== TASK TO CARRY OUT ==
All of the data needs to be repeated exactly.

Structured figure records
_ _ _ _

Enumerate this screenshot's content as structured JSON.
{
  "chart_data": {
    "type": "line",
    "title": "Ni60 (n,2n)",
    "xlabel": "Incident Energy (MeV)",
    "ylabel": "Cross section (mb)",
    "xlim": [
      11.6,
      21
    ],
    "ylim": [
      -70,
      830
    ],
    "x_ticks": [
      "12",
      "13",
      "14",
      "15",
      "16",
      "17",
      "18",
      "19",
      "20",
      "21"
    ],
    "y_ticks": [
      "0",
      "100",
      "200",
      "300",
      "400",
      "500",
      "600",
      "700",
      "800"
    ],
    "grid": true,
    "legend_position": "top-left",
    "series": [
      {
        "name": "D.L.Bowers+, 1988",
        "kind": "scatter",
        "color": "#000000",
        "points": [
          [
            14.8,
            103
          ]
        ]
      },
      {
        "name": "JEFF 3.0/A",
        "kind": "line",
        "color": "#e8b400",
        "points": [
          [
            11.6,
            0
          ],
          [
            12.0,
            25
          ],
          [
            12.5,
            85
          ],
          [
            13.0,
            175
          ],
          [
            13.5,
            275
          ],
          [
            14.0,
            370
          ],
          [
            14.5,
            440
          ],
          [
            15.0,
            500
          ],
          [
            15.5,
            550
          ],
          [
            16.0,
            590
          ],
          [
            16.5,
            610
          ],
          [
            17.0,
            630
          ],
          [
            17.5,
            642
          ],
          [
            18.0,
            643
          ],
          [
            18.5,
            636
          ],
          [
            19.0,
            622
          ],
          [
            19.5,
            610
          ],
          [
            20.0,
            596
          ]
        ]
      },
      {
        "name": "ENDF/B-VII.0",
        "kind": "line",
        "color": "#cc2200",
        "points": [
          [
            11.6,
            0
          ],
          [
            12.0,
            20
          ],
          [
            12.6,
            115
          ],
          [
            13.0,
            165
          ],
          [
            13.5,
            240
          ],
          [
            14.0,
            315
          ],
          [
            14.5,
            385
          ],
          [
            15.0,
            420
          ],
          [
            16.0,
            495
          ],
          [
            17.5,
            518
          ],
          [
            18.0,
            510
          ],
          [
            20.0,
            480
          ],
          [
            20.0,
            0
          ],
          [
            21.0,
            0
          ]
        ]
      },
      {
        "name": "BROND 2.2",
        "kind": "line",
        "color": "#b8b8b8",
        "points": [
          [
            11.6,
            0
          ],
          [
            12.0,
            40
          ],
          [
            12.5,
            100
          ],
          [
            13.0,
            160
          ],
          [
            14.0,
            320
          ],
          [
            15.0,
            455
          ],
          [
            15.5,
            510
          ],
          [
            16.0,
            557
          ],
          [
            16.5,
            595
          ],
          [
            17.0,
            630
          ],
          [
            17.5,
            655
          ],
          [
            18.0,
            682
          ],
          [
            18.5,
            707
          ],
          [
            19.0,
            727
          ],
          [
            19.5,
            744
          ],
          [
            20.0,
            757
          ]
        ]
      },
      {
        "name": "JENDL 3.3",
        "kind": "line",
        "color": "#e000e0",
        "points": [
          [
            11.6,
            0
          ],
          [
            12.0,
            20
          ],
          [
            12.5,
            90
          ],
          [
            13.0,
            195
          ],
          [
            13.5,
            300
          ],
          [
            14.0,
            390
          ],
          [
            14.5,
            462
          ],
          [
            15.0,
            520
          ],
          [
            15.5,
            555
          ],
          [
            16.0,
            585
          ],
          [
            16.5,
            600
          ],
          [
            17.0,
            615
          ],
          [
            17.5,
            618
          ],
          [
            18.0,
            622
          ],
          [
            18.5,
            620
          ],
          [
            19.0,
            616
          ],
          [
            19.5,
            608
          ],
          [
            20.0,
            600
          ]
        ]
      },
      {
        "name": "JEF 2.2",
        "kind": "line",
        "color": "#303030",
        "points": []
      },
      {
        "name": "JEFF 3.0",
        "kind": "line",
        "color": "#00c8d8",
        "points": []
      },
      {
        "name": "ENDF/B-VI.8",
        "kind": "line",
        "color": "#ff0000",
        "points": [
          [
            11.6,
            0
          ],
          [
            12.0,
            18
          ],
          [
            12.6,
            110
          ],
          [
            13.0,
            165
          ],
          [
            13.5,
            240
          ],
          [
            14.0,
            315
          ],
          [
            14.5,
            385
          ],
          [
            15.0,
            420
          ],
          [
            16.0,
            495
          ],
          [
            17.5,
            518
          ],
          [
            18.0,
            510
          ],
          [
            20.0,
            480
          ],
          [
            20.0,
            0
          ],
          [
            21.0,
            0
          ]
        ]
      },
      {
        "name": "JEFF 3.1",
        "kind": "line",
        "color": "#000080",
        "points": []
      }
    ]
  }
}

_ _ _ _

== RESULT FOR THIS EXERCISE ==
Enumerate this screenshot's content as structured JSON.
{
  "chart_data": {
    "type": "line",
    "title": "Ni60 (n,2n)",
    "xlabel": "Incident Energy (MeV)",
    "ylabel": "Cross section (mb)",
    "xlim": [
      11.6,
      21
    ],
    "ylim": [
      -70,
      830
    ],
    "x_ticks": [
      "12",
      "13",
      "14",
      "15",
      "16",
      "17",
      "18",
      "19",
      "20",
      "21"
    ],
    "y_ticks": [
      "0",
      "100",
      "200",
      "300",
      "400",
      "500",
      "600",
      "700",
      "800"
    ],
    "grid": true,
    "legend_position": "top-left",
    "series": [
      {
        "name": "D.L.Bowers+, 1988",
        "kind": "scatter",
        "color": "#000000",
        "points": [
          [
            14.8,
            103
          ]
        ]
      },
      {
        "name": "JEFF 3.0/A",
        "kind": "line",
        "color": "#e8b400",
        "points": [
          [
            11.6,
            0
          ],
          [
            12.0,
            25
          ],
          [
            12.5,
            85
          ],
          [
            13.0,
            175
          ],
          [
            13.5,
            275
          ],
          [
            14.0,
            370
          ],
          [
            14.5,
            440
          ],
          [
            15.0,
            500
          ],
          [
            15.5,
            550
          ],
          [
            16.0,
            590
          ],
          [
            16.5,
            610
          ],
          [
            17.0,
            630
          ],
          [
            17.5,
            642
          ],
          [
            18.0,
            643
          ],
          [
            18.5,
            636
          ],
          [
            19.0,
            622
          ],
          [
            19.5,
            610
          ],
          [
            20.0,
            596
          ]
        ]
      },
      {
        "name": "ENDF/B-VII.0",
        "kind": "line",
        "color": "#cc2200",
        "points": [
          [
            11.6,
            0
          ],
          [
            12.0,
            20
          ],
          [
            12.6,
            115
          ],
          [
            13.0,
            165
          ],
          [
            13.5,
            240
          ],
          [
            14.0,
            315
          ],
          [
            14.5,
            385
          ],
          [
            15.0,
            420
          ],
          [
            16.0,
            495
          ],
          [
            17.5,
            518
          ],
          [
            18.0,
            510
          ],
          [
            20.0,
            480
          ],
          [
            20.0,
            0
          ],
          [
            21.0,
            0
          ]
        ]
      },
      {
        "name": "BROND 2.2",
        "kind": "line",
        "color": "#b8b8b8",
        "points": [
          [
            11.6,
            0
          ],
          [
            12.0,
            40
          ],
          [
            12.5,
            100
          ],
          [
            13.0,
            160
          ],
          [
            14.0,
            320
          ],
          [
            15.0,
            455
          ],
          [
            15.5,
            510
          ],
          [
            16.0,
            557
          ],
          [
            16.5,
            595
          ],
          [
            17.0,
            630
          ],
          [
            17.5,
            655
          ],
          [
            18.0,
            682
          ],
          [
            18.5,
            707
          ],
          [
            19.0,
            727
          ],
          [
            19.5,
            744
          ],
          [
            20.0,
            757
          ]
        ]
      },
      {
        "name": "JENDL 3.3",
        "kind": "line",
        "color": "#e000e0",
        "points": [
          [
            11.6,
            0
          ],
          [
            12.0,
            20
          ],
          [
            12.5,
            90
          ],
          [
            13.0,
            195
          ],
          [
            13.5,
            300
          ],
          [
            14.0,
            390
          ],
          [
            14.5,
            462
          ],
          [
            15.0,
            520
          ],
          [
            15.5,
            555
          ],
          [
            16.0,
            585
          ],
          [
            16.5,
            600
          ],
          [
            17.0,
            615
          ],
          [
            17.5,
            618
          ],
          [
            18.0,
            622
          ],
          [
            18.5,
            620
          ],
          [
            19.0,
            616
          ],
          [
            19.5,
            608
          ],
          [
            20.0,
            600
          ]
        ]
      },
      {
        "name": "JEF 2.2",
        "kind": "line",
        "color": "#303030",
        "points": []
      },
      {
        "name": "JEFF 3.0",
        "kind": "line",
        "color": "#00c8d8",
        "points": []
      },
      {
        "name": "ENDF/B-VI.8",
        "kind": "line",
        "color": "#ff0000",
        "points": [
          [
            11.6,
            0
          ],
          [
            12.0,
            18
          ],
          [
            12.6,
            110
          ],
          [
            13.0,
            165
          ],
          [
            13.5,
            240
          ],
          [
            14.0,
            315
          ],
          [
            14.5,
            385
          ],
          [
            15.0,
            420
          ],
          [
            16.0,
            495
          ],
          [
            17.5,
            518
          ],
          [
            18.0,
            510
          ],
          [
            20.0,
            480
          ],
          [
            20.0,
            0
          ],
          [
            21.0,
            0
          ]
        ]
      },
      {
        "name": "JEFF 3.1",
        "kind": "line",
        "color": "#000080",
        "points": []
      }
    ]
  }
}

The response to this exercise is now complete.